Search the material below for the word "color". Copy every line that has it.
== DATA EXCERPTS ==
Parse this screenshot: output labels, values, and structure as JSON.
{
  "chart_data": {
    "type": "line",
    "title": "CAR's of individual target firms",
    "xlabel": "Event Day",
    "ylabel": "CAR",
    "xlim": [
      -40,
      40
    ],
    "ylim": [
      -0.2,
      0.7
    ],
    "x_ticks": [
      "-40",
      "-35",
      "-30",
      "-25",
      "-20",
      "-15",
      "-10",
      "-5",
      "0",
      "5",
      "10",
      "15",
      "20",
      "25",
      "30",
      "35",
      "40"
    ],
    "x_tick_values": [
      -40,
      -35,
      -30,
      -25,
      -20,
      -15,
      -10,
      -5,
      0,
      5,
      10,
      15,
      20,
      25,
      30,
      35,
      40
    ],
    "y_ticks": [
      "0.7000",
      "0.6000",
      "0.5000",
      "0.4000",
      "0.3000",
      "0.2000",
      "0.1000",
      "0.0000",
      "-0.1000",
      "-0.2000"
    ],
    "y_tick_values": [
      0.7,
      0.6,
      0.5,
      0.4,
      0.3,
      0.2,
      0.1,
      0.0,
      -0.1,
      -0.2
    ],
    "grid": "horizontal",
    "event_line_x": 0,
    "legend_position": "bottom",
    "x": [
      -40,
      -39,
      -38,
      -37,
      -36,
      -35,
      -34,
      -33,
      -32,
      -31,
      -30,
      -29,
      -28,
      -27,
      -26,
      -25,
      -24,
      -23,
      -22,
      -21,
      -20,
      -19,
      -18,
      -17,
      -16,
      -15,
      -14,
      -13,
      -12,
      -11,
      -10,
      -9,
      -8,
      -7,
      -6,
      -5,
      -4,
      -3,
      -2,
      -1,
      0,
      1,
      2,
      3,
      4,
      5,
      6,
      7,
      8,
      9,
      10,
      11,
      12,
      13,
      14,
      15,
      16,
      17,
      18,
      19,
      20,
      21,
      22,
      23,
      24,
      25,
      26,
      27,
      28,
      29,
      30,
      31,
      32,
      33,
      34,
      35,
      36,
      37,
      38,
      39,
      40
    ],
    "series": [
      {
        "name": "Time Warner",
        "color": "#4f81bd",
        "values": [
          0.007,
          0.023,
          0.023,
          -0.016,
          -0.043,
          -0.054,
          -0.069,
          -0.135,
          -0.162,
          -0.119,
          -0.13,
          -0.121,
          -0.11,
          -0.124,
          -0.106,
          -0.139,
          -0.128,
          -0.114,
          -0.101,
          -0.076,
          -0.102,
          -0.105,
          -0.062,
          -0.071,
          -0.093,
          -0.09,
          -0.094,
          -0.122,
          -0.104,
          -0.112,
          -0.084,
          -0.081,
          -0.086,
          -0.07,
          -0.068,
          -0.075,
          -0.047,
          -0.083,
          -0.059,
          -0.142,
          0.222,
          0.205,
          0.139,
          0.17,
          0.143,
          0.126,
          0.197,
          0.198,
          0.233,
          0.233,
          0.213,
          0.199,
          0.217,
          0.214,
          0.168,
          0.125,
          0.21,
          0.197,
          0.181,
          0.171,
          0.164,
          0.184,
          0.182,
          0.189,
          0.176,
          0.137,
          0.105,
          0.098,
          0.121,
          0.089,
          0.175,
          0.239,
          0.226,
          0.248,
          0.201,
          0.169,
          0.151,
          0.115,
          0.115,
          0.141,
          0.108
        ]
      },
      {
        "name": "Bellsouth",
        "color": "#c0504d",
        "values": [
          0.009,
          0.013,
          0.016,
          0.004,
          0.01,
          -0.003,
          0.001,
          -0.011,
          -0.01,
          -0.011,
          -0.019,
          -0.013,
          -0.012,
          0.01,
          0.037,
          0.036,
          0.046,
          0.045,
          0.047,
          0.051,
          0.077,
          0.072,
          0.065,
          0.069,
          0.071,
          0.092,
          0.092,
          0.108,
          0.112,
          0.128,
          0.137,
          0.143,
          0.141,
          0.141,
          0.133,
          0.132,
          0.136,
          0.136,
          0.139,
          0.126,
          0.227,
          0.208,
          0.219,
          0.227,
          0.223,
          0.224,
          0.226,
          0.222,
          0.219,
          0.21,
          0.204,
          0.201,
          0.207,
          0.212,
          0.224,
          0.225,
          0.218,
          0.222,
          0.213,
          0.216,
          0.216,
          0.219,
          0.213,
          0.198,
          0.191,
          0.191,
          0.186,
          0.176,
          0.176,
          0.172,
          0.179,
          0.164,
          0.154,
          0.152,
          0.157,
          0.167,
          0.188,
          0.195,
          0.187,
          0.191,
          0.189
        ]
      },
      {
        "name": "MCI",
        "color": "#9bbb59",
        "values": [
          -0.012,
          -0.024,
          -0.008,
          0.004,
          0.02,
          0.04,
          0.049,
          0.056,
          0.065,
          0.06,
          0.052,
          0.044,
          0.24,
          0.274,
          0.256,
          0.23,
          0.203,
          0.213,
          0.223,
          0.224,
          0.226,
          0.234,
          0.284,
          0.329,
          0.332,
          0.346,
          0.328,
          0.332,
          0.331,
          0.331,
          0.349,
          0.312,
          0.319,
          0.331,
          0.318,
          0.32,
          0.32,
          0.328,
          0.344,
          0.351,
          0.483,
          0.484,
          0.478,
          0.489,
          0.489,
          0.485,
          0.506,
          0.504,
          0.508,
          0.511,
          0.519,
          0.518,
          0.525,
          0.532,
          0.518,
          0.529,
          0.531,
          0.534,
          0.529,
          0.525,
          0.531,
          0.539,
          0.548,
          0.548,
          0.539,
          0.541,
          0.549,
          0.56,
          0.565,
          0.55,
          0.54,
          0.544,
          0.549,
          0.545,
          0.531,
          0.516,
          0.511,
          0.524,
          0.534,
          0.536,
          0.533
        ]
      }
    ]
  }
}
===
ANSWER:
        "color": "#4f81bd",
        "color": "#c0504d",
        "color": "#9bbb59",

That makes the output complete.